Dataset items
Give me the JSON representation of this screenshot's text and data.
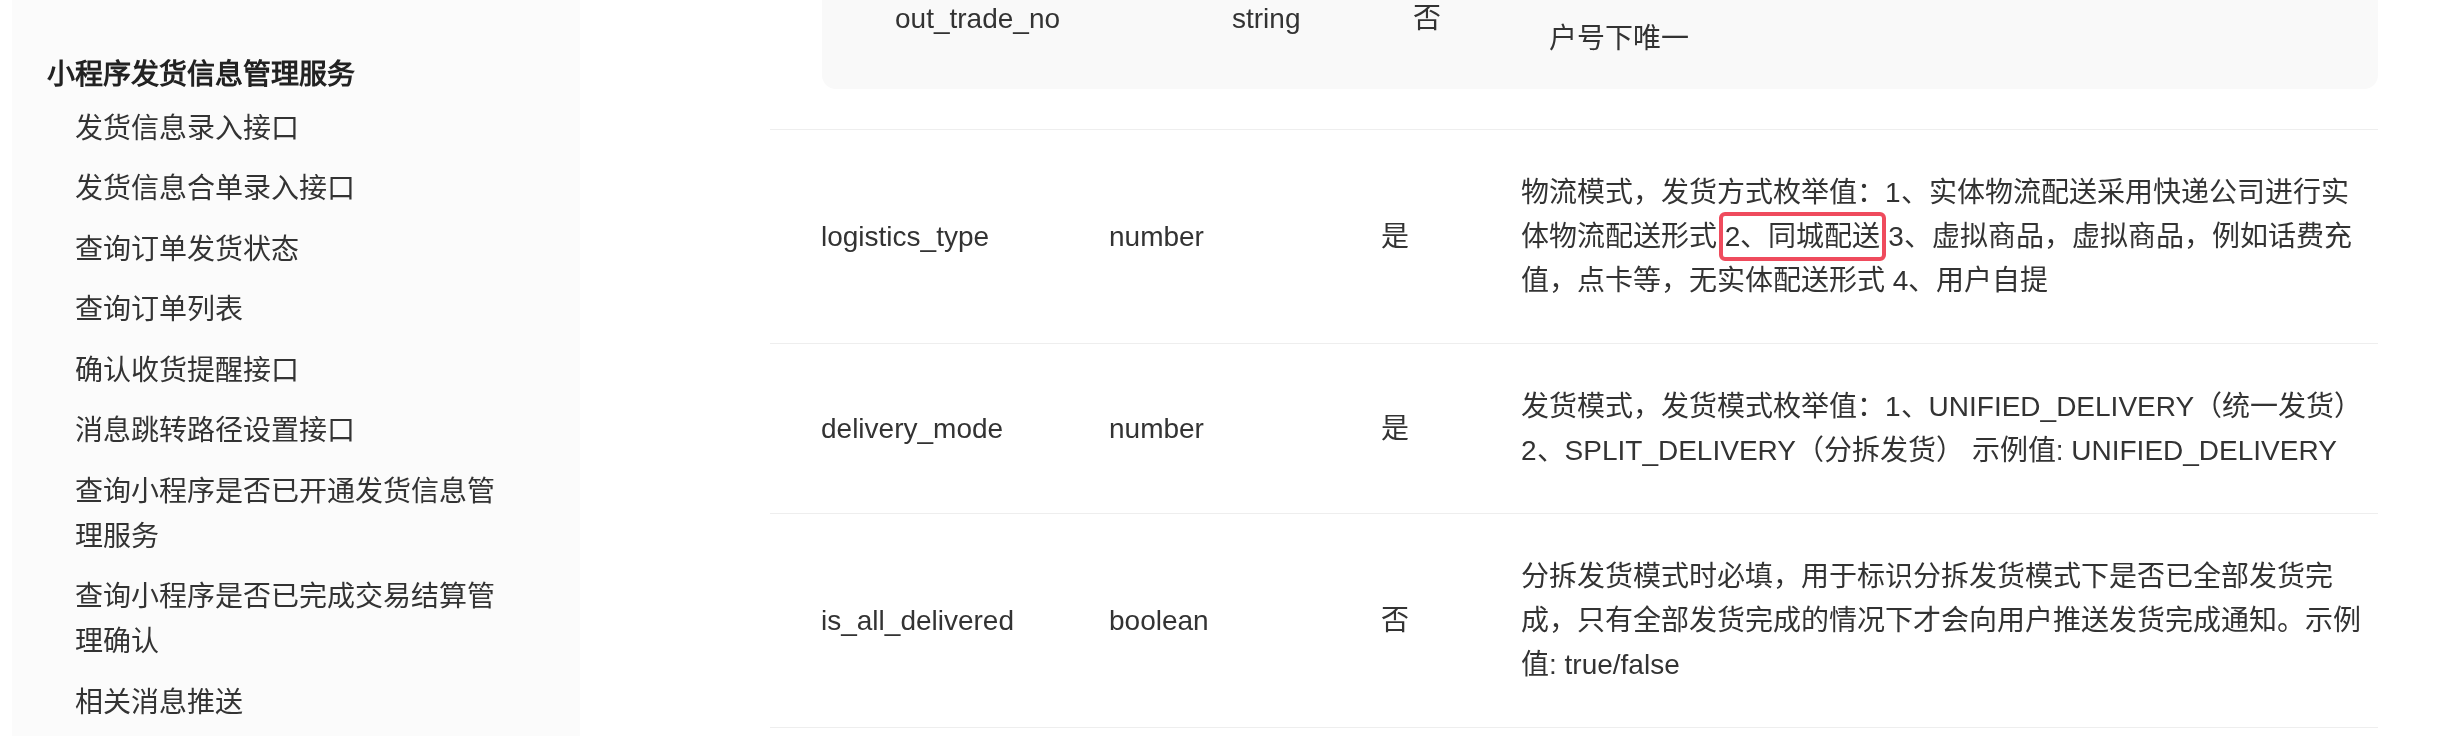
{
  "sidebar": {
    "sections": [
      {
        "title": "小程序发货信息管理服务",
        "children": [
          {
            "label": "发货信息录入接口"
          },
          {
            "label": "发货信息合单录入接口"
          },
          {
            "label": "查询订单发货状态"
          },
          {
            "label": "查询订单列表"
          },
          {
            "label": "确认收货提醒接口"
          },
          {
            "label": "消息跳转路径设置接口"
          },
          {
            "label": "查询小程序是否已开通发货信息管理服务"
          },
          {
            "label": "查询小程序是否已完成交易结算管理确认"
          },
          {
            "label": "相关消息推送"
          }
        ]
      }
    ]
  },
  "parameters_table": {
    "rows": [
      {
        "kind": "nested",
        "rows": [
          {
            "name": "out_trade_no",
            "type": "string",
            "required": "否",
            "description": [
              {
                "text": "户号下唯一",
                "annotated": false
              }
            ]
          }
        ]
      },
      {
        "kind": "param",
        "name": "logistics_type",
        "type": "number",
        "required": "是",
        "description": [
          {
            "text": "物流模式，发货方式枚举值：1、实体物流配送采用快递公司进行实体物流配送形式 ",
            "annotated": false
          },
          {
            "text": "2、同城配送",
            "annotated": true
          },
          {
            "text": " 3、虚拟商品，虚拟商品，例如话费充值，点卡等，无实体配送形式 4、用户自提",
            "annotated": false
          }
        ]
      },
      {
        "kind": "param",
        "name": "delivery_mode",
        "type": "number",
        "required": "是",
        "description": [
          {
            "text": "发货模式，发货模式枚举值：1、UNIFIED_DELIVERY（统一发货）2、SPLIT_DELIVERY（分拆发货） 示例值: UNIFIED_DELIVERY",
            "annotated": false
          }
        ]
      },
      {
        "kind": "param",
        "name": "is_all_delivered",
        "type": "boolean",
        "required": "否",
        "description": [
          {
            "text": "分拆发货模式时必填，用于标识分拆发货模式下是否已全部发货完成，只有全部发货完成的情况下才会向用户推送发货完成通知。示例值: true/false",
            "annotated": false
          }
        ]
      }
    ]
  }
}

§ **WHAT IS BEING ASKED**:
All the records above need to be given again word for word. Skip the pictures.

§ **RESULT**:
Give me the JSON representation of this screenshot's text and data.
{
  "sidebar": {
    "sections": [
      {
        "title": "小程序发货信息管理服务",
        "children": [
          {
            "label": "发货信息录入接口"
          },
          {
            "label": "发货信息合单录入接口"
          },
          {
            "label": "查询订单发货状态"
          },
          {
            "label": "查询订单列表"
          },
          {
            "label": "确认收货提醒接口"
          },
          {
            "label": "消息跳转路径设置接口"
          },
          {
            "label": "查询小程序是否已开通发货信息管理服务"
          },
          {
            "label": "查询小程序是否已完成交易结算管理确认"
          },
          {
            "label": "相关消息推送"
          }
        ]
      }
    ]
  },
  "parameters_table": {
    "rows": [
      {
        "kind": "nested",
        "rows": [
          {
            "name": "out_trade_no",
            "type": "string",
            "required": "否",
            "description": [
              {
                "text": "户号下唯一",
                "annotated": false
              }
            ]
          }
        ]
      },
      {
        "kind": "param",
        "name": "logistics_type",
        "type": "number",
        "required": "是",
        "description": [
          {
            "text": "物流模式，发货方式枚举值：1、实体物流配送采用快递公司进行实体物流配送形式 ",
            "annotated": false
          },
          {
            "text": "2、同城配送",
            "annotated": true
          },
          {
            "text": " 3、虚拟商品，虚拟商品，例如话费充值，点卡等，无实体配送形式 4、用户自提",
            "annotated": false
          }
        ]
      },
      {
        "kind": "param",
        "name": "delivery_mode",
        "type": "number",
        "required": "是",
        "description": [
          {
            "text": "发货模式，发货模式枚举值：1、UNIFIED_DELIVERY（统一发货）2、SPLIT_DELIVERY（分拆发货） 示例值: UNIFIED_DELIVERY",
            "annotated": false
          }
        ]
      },
      {
        "kind": "param",
        "name": "is_all_delivered",
        "type": "boolean",
        "required": "否",
        "description": [
          {
            "text": "分拆发货模式时必填，用于标识分拆发货模式下是否已全部发货完成，只有全部发货完成的情况下才会向用户推送发货完成通知。示例值: true/false",
            "annotated": false
          }
        ]
      }
    ]
  }
}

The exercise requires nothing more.